◆ **Written request**
Set down the full listing exactly, character for character.

** start of Extracted records **

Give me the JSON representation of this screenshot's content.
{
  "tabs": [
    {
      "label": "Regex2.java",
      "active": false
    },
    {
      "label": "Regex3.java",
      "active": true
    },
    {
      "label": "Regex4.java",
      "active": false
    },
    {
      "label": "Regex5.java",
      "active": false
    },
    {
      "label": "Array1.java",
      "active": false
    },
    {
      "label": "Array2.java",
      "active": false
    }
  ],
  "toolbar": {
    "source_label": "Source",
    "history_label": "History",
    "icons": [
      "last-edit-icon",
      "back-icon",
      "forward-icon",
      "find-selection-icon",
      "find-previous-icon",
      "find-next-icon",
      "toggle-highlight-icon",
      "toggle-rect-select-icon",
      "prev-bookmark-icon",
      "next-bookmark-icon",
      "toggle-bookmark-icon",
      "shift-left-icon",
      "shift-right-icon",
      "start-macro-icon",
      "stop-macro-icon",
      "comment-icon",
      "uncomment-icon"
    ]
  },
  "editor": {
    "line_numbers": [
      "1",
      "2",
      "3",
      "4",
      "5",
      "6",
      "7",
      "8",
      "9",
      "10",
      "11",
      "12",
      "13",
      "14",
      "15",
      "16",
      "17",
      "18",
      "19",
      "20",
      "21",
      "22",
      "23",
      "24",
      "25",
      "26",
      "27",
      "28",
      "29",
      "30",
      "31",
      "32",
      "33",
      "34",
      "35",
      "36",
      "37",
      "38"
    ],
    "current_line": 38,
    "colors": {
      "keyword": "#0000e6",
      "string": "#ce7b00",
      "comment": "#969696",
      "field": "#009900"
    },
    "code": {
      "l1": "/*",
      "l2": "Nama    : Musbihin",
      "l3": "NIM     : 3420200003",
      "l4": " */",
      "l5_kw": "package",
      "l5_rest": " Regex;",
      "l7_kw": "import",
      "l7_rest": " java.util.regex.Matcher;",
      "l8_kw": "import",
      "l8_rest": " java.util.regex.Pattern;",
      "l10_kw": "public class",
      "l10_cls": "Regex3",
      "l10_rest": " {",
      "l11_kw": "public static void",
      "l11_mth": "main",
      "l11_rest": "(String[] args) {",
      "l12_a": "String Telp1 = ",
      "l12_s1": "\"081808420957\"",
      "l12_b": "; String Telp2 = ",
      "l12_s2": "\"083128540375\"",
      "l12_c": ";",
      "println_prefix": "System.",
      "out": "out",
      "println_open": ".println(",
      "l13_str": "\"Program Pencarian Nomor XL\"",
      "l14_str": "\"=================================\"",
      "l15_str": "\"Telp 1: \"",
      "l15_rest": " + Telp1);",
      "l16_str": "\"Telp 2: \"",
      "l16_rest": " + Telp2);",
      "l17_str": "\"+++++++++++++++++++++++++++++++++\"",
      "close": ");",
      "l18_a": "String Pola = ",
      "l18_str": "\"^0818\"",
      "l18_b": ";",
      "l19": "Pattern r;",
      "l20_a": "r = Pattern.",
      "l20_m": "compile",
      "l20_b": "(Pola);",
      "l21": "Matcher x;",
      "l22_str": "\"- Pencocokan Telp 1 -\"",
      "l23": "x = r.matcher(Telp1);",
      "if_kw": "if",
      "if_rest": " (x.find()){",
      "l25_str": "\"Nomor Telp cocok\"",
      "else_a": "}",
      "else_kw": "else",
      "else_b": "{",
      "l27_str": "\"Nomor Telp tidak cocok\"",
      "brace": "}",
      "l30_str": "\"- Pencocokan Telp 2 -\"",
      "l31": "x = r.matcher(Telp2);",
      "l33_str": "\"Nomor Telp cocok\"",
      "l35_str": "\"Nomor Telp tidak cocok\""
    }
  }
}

** end of Extracted records **

◆ **Exercise answer**
Give me the JSON representation of this screenshot's content.
{
  "tabs": [
    {
      "label": "Regex2.java",
      "active": false
    },
    {
      "label": "Regex3.java",
      "active": true
    },
    {
      "label": "Regex4.java",
      "active": false
    },
    {
      "label": "Regex5.java",
      "active": false
    },
    {
      "label": "Array1.java",
      "active": false
    },
    {
      "label": "Array2.java",
      "active": false
    }
  ],
  "toolbar": {
    "source_label": "Source",
    "history_label": "History",
    "icons": [
      "last-edit-icon",
      "back-icon",
      "forward-icon",
      "find-selection-icon",
      "find-previous-icon",
      "find-next-icon",
      "toggle-highlight-icon",
      "toggle-rect-select-icon",
      "prev-bookmark-icon",
      "next-bookmark-icon",
      "toggle-bookmark-icon",
      "shift-left-icon",
      "shift-right-icon",
      "start-macro-icon",
      "stop-macro-icon",
      "comment-icon",
      "uncomment-icon"
    ]
  },
  "editor": {
    "line_numbers": [
      "1",
      "2",
      "3",
      "4",
      "5",
      "6",
      "7",
      "8",
      "9",
      "10",
      "11",
      "12",
      "13",
      "14",
      "15",
      "16",
      "17",
      "18",
      "19",
      "20",
      "21",
      "22",
      "23",
      "24",
      "25",
      "26",
      "27",
      "28",
      "29",
      "30",
      "31",
      "32",
      "33",
      "34",
      "35",
      "36",
      "37",
      "38"
    ],
    "current_line": 38,
    "colors": {
      "keyword": "#0000e6",
      "string": "#ce7b00",
      "comment": "#969696",
      "field": "#009900"
    },
    "code": {
      "l1": "/*",
      "l2": "Nama    : Musbihin",
      "l3": "NIM     : 3420200003",
      "l4": " */",
      "l5_kw": "package",
      "l5_rest": " Regex;",
      "l7_kw": "import",
      "l7_rest": " java.util.regex.Matcher;",
      "l8_kw": "import",
      "l8_rest": " java.util.regex.Pattern;",
      "l10_kw": "public class",
      "l10_cls": "Regex3",
      "l10_rest": " {",
      "l11_kw": "public static void",
      "l11_mth": "main",
      "l11_rest": "(String[] args) {",
      "l12_a": "String Telp1 = ",
      "l12_s1": "\"081808420957\"",
      "l12_b": "; String Telp2 = ",
      "l12_s2": "\"083128540375\"",
      "l12_c": ";",
      "println_prefix": "System.",
      "out": "out",
      "println_open": ".println(",
      "l13_str": "\"Program Pencarian Nomor XL\"",
      "l14_str": "\"=================================\"",
      "l15_str": "\"Telp 1: \"",
      "l15_rest": " + Telp1);",
      "l16_str": "\"Telp 2: \"",
      "l16_rest": " + Telp2);",
      "l17_str": "\"+++++++++++++++++++++++++++++++++\"",
      "close": ");",
      "l18_a": "String Pola = ",
      "l18_str": "\"^0818\"",
      "l18_b": ";",
      "l19": "Pattern r;",
      "l20_a": "r = Pattern.",
      "l20_m": "compile",
      "l20_b": "(Pola);",
      "l21": "Matcher x;",
      "l22_str": "\"- Pencocokan Telp 1 -\"",
      "l23": "x = r.matcher(Telp1);",
      "if_kw": "if",
      "if_rest": " (x.find()){",
      "l25_str": "\"Nomor Telp cocok\"",
      "else_a": "}",
      "else_kw": "else",
      "else_b": "{",
      "l27_str": "\"Nomor Telp tidak cocok\"",
      "brace": "}",
      "l30_str": "\"- Pencocokan Telp 2 -\"",
      "l31": "x = r.matcher(Telp2);",
      "l33_str": "\"Nomor Telp cocok\"",
      "l35_str": "\"Nomor Telp tidak cocok\""
    }
  }
}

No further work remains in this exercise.